→ **Okunacak metin**:

────────────────

Belki gazetelerde okumuşsunuzdur geçen pazartesi Boğaziçi Üniversitesi'ne James Watson, bir seminer vermeye geldi.. Biz de haftalar öncesinden kararlaştırdık gitmeyi.. Boğaziçi Üniversitesi'ni aradık, kişi sayısı aldılar, artar ya da azalırsa habaer vermemizi istediler.. Gayet ciddi yapıyorlar işlerini.. Peki, biz de o buzz gibi havada toplaştık, otobüsümüze doluştuk taaa Gebze'den Boğaziçi'ne yola çıktık.. Varınca ne görelim bir kuyruk var ki ohoooo.. Hadi sıraya doluştuk önce, sonra sırada birini bırakıp bir şeyler atıştırmaya kantine gidelim dedik.. Kantin kapalı.. Çarşı kantin açık ama o da minicik oturacak yer falan yok.. Bir şeyler aldık, iyi kötü ayakta orda burda yemeye çalışıyoruz.. Toplamda 3 masa var.. Biri boşaldı başna üşüştük.. Yeterli sandalyede yok yarımız ayakta yarımız oturmuş yiyoruz.. Derken haber geldi.. İçeri alınmıyormuş artık kimse, salon dolmuş??! Dışarı çıktık, şehir dışından gelmiş bir dolu öğrenci hepsi dışarıda.. Barkovizyon kurulmuş, ses düzeni berbat.. Haydi biraz burdan izleyelim dedik.. Klasik müzik korosu çıktı Watson yerine.. Ama nasıl dayanalım hava buzz gibi.. Otobüse demişiz bizi 4'te al.. Kabus gibi buzz gibi havada otobüsü bekle, yürü, dönmeye çalış.. Boğaziçi bu konuda kötüydü kabul etmeli.. Halbuki ben 2000 yılında Watson'ı Sabancı Üniversitesi'nde dinlemiştim.. Çok başarılı bir organizasyondu doğrusu..

────────────────

→ **Veri kümesi**:

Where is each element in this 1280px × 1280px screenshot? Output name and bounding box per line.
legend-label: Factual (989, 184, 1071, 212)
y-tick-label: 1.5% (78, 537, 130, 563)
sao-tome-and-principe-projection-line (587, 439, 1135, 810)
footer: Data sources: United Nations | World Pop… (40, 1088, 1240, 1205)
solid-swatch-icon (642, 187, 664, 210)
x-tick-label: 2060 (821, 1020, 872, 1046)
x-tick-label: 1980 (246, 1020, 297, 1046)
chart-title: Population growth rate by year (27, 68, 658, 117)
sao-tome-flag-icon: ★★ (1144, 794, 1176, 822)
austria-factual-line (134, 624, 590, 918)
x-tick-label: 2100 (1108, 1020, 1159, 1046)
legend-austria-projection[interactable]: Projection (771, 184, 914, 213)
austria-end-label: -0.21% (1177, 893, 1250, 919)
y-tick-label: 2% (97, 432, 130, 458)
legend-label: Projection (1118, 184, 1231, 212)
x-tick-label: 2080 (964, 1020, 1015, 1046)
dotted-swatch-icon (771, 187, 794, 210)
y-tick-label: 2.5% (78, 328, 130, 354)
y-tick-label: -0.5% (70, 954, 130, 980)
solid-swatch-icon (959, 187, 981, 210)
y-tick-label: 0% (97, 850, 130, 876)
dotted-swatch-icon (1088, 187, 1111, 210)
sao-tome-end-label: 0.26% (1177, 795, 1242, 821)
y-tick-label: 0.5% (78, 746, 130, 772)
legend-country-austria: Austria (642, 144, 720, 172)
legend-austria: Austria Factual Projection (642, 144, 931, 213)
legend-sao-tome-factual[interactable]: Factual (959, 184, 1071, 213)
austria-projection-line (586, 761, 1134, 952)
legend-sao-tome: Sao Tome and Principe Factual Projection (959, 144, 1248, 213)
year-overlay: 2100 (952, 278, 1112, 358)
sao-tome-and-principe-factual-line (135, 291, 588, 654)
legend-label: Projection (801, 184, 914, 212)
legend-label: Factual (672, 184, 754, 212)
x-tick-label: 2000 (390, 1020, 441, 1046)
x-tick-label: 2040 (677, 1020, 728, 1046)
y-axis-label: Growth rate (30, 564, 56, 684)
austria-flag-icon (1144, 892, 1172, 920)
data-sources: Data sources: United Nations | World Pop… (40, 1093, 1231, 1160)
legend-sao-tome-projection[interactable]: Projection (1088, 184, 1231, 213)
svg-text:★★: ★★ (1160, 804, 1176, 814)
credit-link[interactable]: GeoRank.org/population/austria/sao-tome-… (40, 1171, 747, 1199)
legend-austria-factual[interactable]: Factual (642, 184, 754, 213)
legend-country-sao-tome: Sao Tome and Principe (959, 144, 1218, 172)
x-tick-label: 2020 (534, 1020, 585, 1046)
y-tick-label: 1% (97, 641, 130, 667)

────────────────

→ **Yapmanız gerekenler**:
1) Watson seminerini anlatan yazıya göre yazar, 2000 yılında Watson'ı hangi üniversitede dinlemişti?
2) Watson seminerini anlatan yazıyı bittiği yerden sürdürün.

→ **Sıralı sonuçlar**:
1) Sabancı Üniversitesi'nde.

2)
Neyse efendim, bu geziden bana arta kalan bu fotoğraflar.. Boğaziçi kedileri çok arsız:)) Hepsi masalarda, sizin tabaklarınızın içinde.. Ama içlerinden bir bu gönlümü çaldı.. Çok sevdik.. Dayılana dayılana üstünüze yürüyüp miyavlaması var ki aklıma geldikçe gülmekten alamıyorum kendimi.. Böyle pozlar da verdi.. Watson'ı dinleyemedik ama olsun kediler güzel:))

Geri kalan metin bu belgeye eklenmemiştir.